▶ [SET PROBLEM] Return an exact copy of the lines from the one holding "Decode this image" to the end of the data, including both the starting and final lines. Leave the pictures out.
--------------------------------------------------
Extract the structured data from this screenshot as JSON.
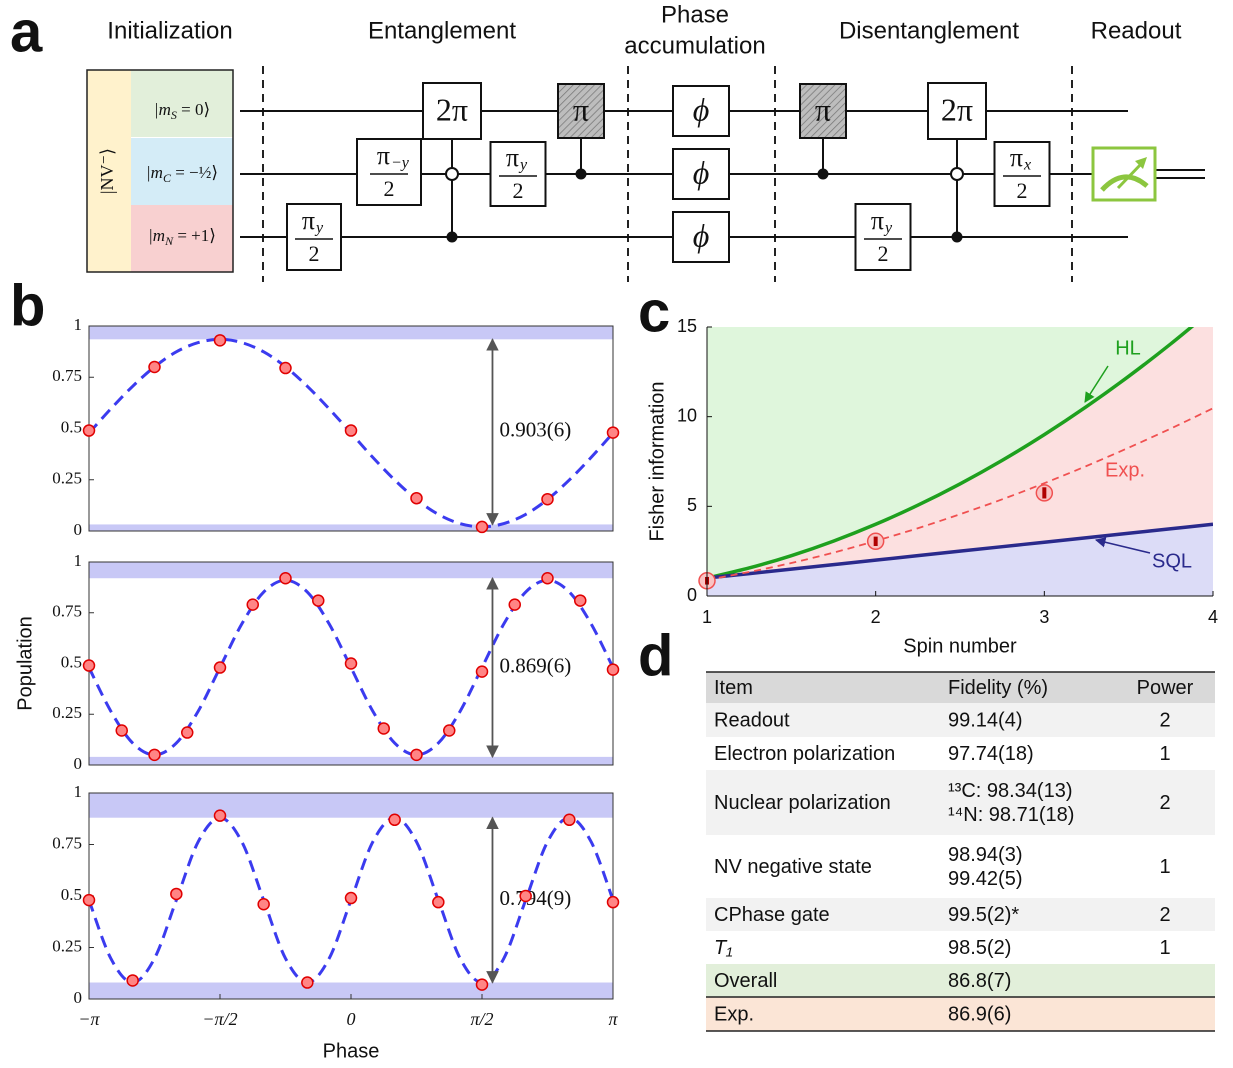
{
  "panel_labels": [
    "a",
    "b",
    "c",
    "d"
  ],
  "circuit": {
    "stages": [
      [
        "Initialization"
      ],
      [
        "Entanglement"
      ],
      [
        "Phase",
        "accumulation"
      ],
      [
        "Disentanglement"
      ],
      [
        "Readout"
      ]
    ],
    "register": "|NV⁻⟩",
    "states": [
      [
        "|m",
        "S",
        " = 0⟩"
      ],
      [
        "|m",
        "C",
        " = −½⟩"
      ],
      [
        "|m",
        "N",
        " = +1⟩"
      ]
    ],
    "gates": [
      {
        "num": "π",
        "sub": "y",
        "den": "2"
      },
      {
        "num": "π",
        "sub": "−y",
        "den": "2"
      },
      {
        "label": "2π"
      },
      {
        "num": "π",
        "sub": "y",
        "den": "2"
      },
      {
        "label": "π"
      },
      {
        "label": "ϕ"
      },
      {
        "label": "ϕ"
      },
      {
        "label": "ϕ"
      },
      {
        "label": "π"
      },
      {
        "num": "π",
        "sub": "y",
        "den": "2"
      },
      {
        "label": "2π"
      },
      {
        "num": "π",
        "sub": "x",
        "den": "2"
      }
    ]
  },
  "chart_data": [
    {
      "type": "scatter",
      "xlim": [
        -3.14159,
        3.14159
      ],
      "ylim": [
        0,
        1
      ],
      "yticks": [
        0,
        0.25,
        0.5,
        0.75,
        1
      ],
      "x": [
        -3.14159,
        -2.35619,
        -1.5708,
        -0.7854,
        0,
        0.7854,
        1.5708,
        2.35619,
        3.14159
      ],
      "values": [
        0.49,
        0.8,
        0.93,
        0.795,
        0.49,
        0.16,
        0.02,
        0.155,
        0.48
      ],
      "color": "#e00000",
      "fit_x": [
        -3.14159,
        -2.87979,
        -2.61799,
        -2.35619,
        -2.0944,
        -1.8326,
        -1.5708,
        -1.309,
        -1.0472,
        -0.7854,
        -0.5236,
        -0.2618,
        0,
        0.2618,
        0.5236,
        0.7854,
        1.0472,
        1.309,
        1.5708,
        1.8326,
        2.0944,
        2.35619,
        2.61799,
        2.87979,
        3.14159
      ],
      "fit": [
        0.478,
        0.596,
        0.706,
        0.801,
        0.874,
        0.919,
        0.935,
        0.919,
        0.874,
        0.801,
        0.706,
        0.596,
        0.478,
        0.359,
        0.249,
        0.154,
        0.081,
        0.036,
        0.02,
        0.036,
        0.081,
        0.154,
        0.249,
        0.359,
        0.478
      ],
      "fit_color": "#3b3bef",
      "bands": [
        [
          0.935,
          1
        ],
        [
          0,
          0.032
        ]
      ],
      "band_color": "#c8c8f6",
      "annotation": "0.903(6)"
    },
    {
      "type": "scatter",
      "ylabel": "Population",
      "xlim": [
        -3.14159,
        3.14159
      ],
      "ylim": [
        0,
        1
      ],
      "yticks": [
        0,
        0.25,
        0.5,
        0.75,
        1
      ],
      "x": [
        -3.14159,
        -2.74889,
        -2.35619,
        -1.9635,
        -1.5708,
        -1.1781,
        -0.7854,
        -0.3927,
        0,
        0.3927,
        0.7854,
        1.1781,
        1.5708,
        1.9635,
        2.35619,
        2.74889,
        3.14159
      ],
      "values": [
        0.49,
        0.17,
        0.05,
        0.16,
        0.48,
        0.79,
        0.92,
        0.81,
        0.5,
        0.18,
        0.05,
        0.17,
        0.46,
        0.79,
        0.92,
        0.81,
        0.47
      ],
      "color": "#e00000",
      "fit_x": [
        -3.14159,
        -2.87979,
        -2.61799,
        -2.35619,
        -2.0944,
        -1.8326,
        -1.5708,
        -1.309,
        -1.0472,
        -0.7854,
        -0.5236,
        -0.2618,
        0,
        0.2618,
        0.5236,
        0.7854,
        1.0472,
        1.309,
        1.5708,
        1.8326,
        2.0944,
        2.35619,
        2.61799,
        2.87979,
        3.14159
      ],
      "fit": [
        0.48,
        0.265,
        0.108,
        0.05,
        0.108,
        0.265,
        0.48,
        0.695,
        0.852,
        0.91,
        0.852,
        0.695,
        0.48,
        0.265,
        0.108,
        0.05,
        0.108,
        0.265,
        0.48,
        0.695,
        0.852,
        0.91,
        0.852,
        0.695,
        0.48
      ],
      "fit_color": "#3b3bef",
      "bands": [
        [
          0.92,
          1
        ],
        [
          0,
          0.04
        ]
      ],
      "band_color": "#c8c8f6",
      "annotation": "0.869(6)"
    },
    {
      "type": "scatter",
      "xlabel": "Phase",
      "xlim": [
        -3.14159,
        3.14159
      ],
      "ylim": [
        0,
        1
      ],
      "yticks": [
        0,
        0.25,
        0.5,
        0.75,
        1
      ],
      "xticks": [
        {
          "value": -3.14159,
          "label": "−π"
        },
        {
          "value": -1.5708,
          "label": "−π/2"
        },
        0,
        {
          "value": 1.5708,
          "label": "π/2"
        },
        {
          "value": 3.14159,
          "label": "π"
        }
      ],
      "x": [
        -3.14159,
        -2.61799,
        -2.0944,
        -1.5708,
        -1.0472,
        -0.5236,
        0,
        0.5236,
        1.0472,
        1.5708,
        2.0944,
        2.61799,
        3.14159
      ],
      "values": [
        0.48,
        0.09,
        0.51,
        0.89,
        0.46,
        0.08,
        0.49,
        0.87,
        0.47,
        0.07,
        0.5,
        0.87,
        0.47
      ],
      "color": "#e00000",
      "fit_x": [
        -3.14159,
        -2.87979,
        -2.61799,
        -2.35619,
        -2.0944,
        -1.8326,
        -1.5708,
        -1.309,
        -1.0472,
        -0.7854,
        -0.5236,
        -0.2618,
        0,
        0.2618,
        0.5236,
        0.7854,
        1.0472,
        1.309,
        1.5708,
        1.8326,
        2.0944,
        2.35619,
        2.61799,
        2.87979,
        3.14159
      ],
      "fit": [
        0.48,
        0.197,
        0.08,
        0.197,
        0.48,
        0.763,
        0.88,
        0.763,
        0.48,
        0.197,
        0.08,
        0.197,
        0.48,
        0.763,
        0.88,
        0.763,
        0.48,
        0.197,
        0.08,
        0.197,
        0.48,
        0.763,
        0.88,
        0.763,
        0.48
      ],
      "fit_color": "#3b3bef",
      "bands": [
        [
          0.88,
          1
        ],
        [
          0,
          0.08
        ]
      ],
      "band_color": "#c8c8f6",
      "annotation": "0.794(9)"
    },
    {
      "type": "line",
      "xlabel": "Spin number",
      "ylabel": "Fisher information",
      "xlim": [
        1,
        4
      ],
      "ylim": [
        0,
        15
      ],
      "xticks": [
        1,
        2,
        3,
        4
      ],
      "yticks": [
        0,
        5,
        10,
        15
      ],
      "background": "#dff6dc",
      "x": [
        1,
        1.25,
        1.5,
        1.75,
        2,
        2.25,
        2.5,
        2.75,
        3,
        3.25,
        3.5,
        3.75,
        4
      ],
      "series": [
        {
          "name": "HL",
          "color": "#1ea01e",
          "area": "#fce0e0",
          "values": [
            1,
            1.5625,
            2.25,
            3.0625,
            4,
            5.0625,
            6.25,
            7.5625,
            9,
            10.5625,
            12.25,
            14.0625,
            16
          ]
        },
        {
          "name": "SQL",
          "color": "#2a2a8c",
          "area": "#dcdcf7",
          "values": [
            1,
            1.25,
            1.5,
            1.75,
            2,
            2.25,
            2.5,
            2.75,
            3,
            3.25,
            3.5,
            3.75,
            4
          ]
        },
        {
          "name": "Exp.",
          "color": "#f05050",
          "dashed": true,
          "values": [
            0.9,
            1.34,
            1.84,
            2.42,
            3.07,
            3.78,
            4.56,
            5.39,
            6.29,
            7.25,
            8.27,
            9.34,
            10.47
          ]
        }
      ],
      "measured": {
        "x": [
          1,
          2,
          3
        ],
        "values": [
          0.85,
          3.05,
          5.75
        ],
        "errors": [
          0.1,
          0.15,
          0.2
        ],
        "color": "#f05050"
      }
    }
  ],
  "table": {
    "header": [
      "Item",
      "Fidelity (%)",
      "Power"
    ],
    "rows": [
      [
        "Readout",
        [
          "99.14(4)"
        ],
        2
      ],
      [
        "Electron polarization",
        [
          "97.74(18)"
        ],
        1
      ],
      [
        "Nuclear polarization",
        [
          "¹³C: 98.34(13)",
          "¹⁴N: 98.71(18)"
        ],
        2
      ],
      [
        "NV negative state",
        [
          "98.94(3)",
          "99.42(5)"
        ],
        1
      ],
      [
        "CPhase gate",
        [
          "99.5(2)*"
        ],
        2
      ],
      [
        "T₁",
        [
          "98.5(2)"
        ],
        1
      ],
      [
        "Overall",
        [
          "86.8(7)"
        ]
      ],
      [
        "Exp.",
        [
          "86.9(6)"
        ]
      ]
    ]
  }
}
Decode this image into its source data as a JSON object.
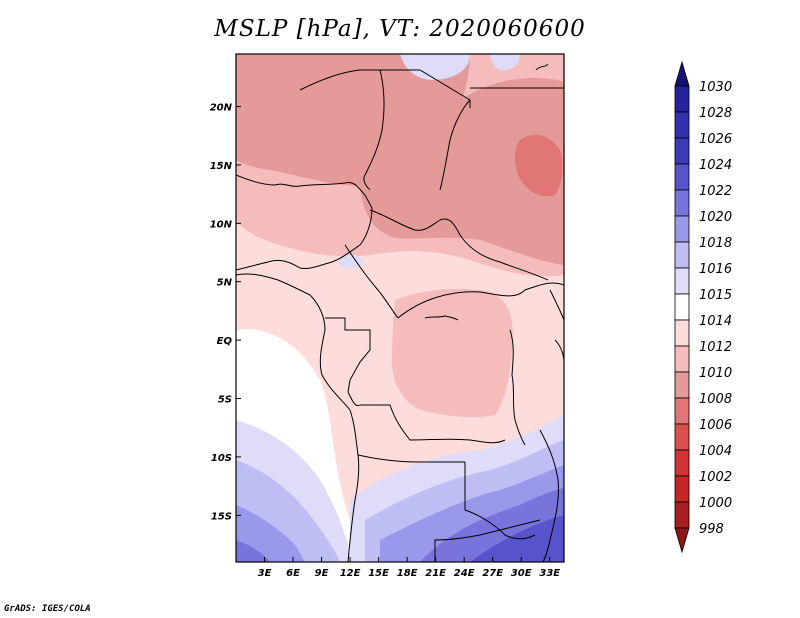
{
  "title": "MSLP [hPa], VT: 2020060600",
  "credit": "GrADS: IGES/COLA",
  "map": {
    "lon_range": [
      0,
      34.5
    ],
    "lat_range": [
      -19,
      24.5
    ],
    "lon_ticks": [
      "3E",
      "6E",
      "9E",
      "12E",
      "15E",
      "18E",
      "21E",
      "24E",
      "27E",
      "30E",
      "33E"
    ],
    "lat_ticks": [
      "20N",
      "15N",
      "10N",
      "5N",
      "EQ",
      "5S",
      "10S",
      "15S"
    ]
  },
  "colorbar": {
    "labels": [
      "1030",
      "1028",
      "1026",
      "1024",
      "1022",
      "1020",
      "1018",
      "1016",
      "1015",
      "1014",
      "1012",
      "1010",
      "1008",
      "1006",
      "1004",
      "1002",
      "1000",
      "998"
    ],
    "colors": [
      "#1f1a99",
      "#27229f",
      "#3230ae",
      "#3d3ab9",
      "#5753cc",
      "#7874dc",
      "#9a98ea",
      "#bebdf4",
      "#dedcf8",
      "#ffffff",
      "#fddcdc",
      "#f6bcbc",
      "#e59a9a",
      "#e07676",
      "#dc4f4f",
      "#d23434",
      "#c42525",
      "#a81d1d"
    ],
    "top_color": "#161273",
    "bottom_color": "#8e1616"
  },
  "pressure_field": {
    "dominant_low": "1008 hPa over Sudan/Chad",
    "dominant_high": "1022 hPa over southern Africa"
  }
}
--------------------------------------------------
▶ [CORRECT OUTPUT]
Decode this image into its source data as a JSON object.
{
  "title": "MSLP [hPa], VT: 2020060600",
  "credit": "GrADS: IGES/COLA",
  "map": {
    "lon_range": [
      0,
      34.5
    ],
    "lat_range": [
      -19,
      24.5
    ],
    "lon_ticks": [
      "3E",
      "6E",
      "9E",
      "12E",
      "15E",
      "18E",
      "21E",
      "24E",
      "27E",
      "30E",
      "33E"
    ],
    "lat_ticks": [
      "20N",
      "15N",
      "10N",
      "5N",
      "EQ",
      "5S",
      "10S",
      "15S"
    ]
  },
  "colorbar": {
    "labels": [
      "1030",
      "1028",
      "1026",
      "1024",
      "1022",
      "1020",
      "1018",
      "1016",
      "1015",
      "1014",
      "1012",
      "1010",
      "1008",
      "1006",
      "1004",
      "1002",
      "1000",
      "998"
    ],
    "colors": [
      "#1f1a99",
      "#27229f",
      "#3230ae",
      "#3d3ab9",
      "#5753cc",
      "#7874dc",
      "#9a98ea",
      "#bebdf4",
      "#dedcf8",
      "#ffffff",
      "#fddcdc",
      "#f6bcbc",
      "#e59a9a",
      "#e07676",
      "#dc4f4f",
      "#d23434",
      "#c42525",
      "#a81d1d"
    ],
    "top_color": "#161273",
    "bottom_color": "#8e1616"
  },
  "pressure_field": {
    "dominant_low": "1008 hPa over Sudan/Chad",
    "dominant_high": "1022 hPa over southern Africa"
  }
}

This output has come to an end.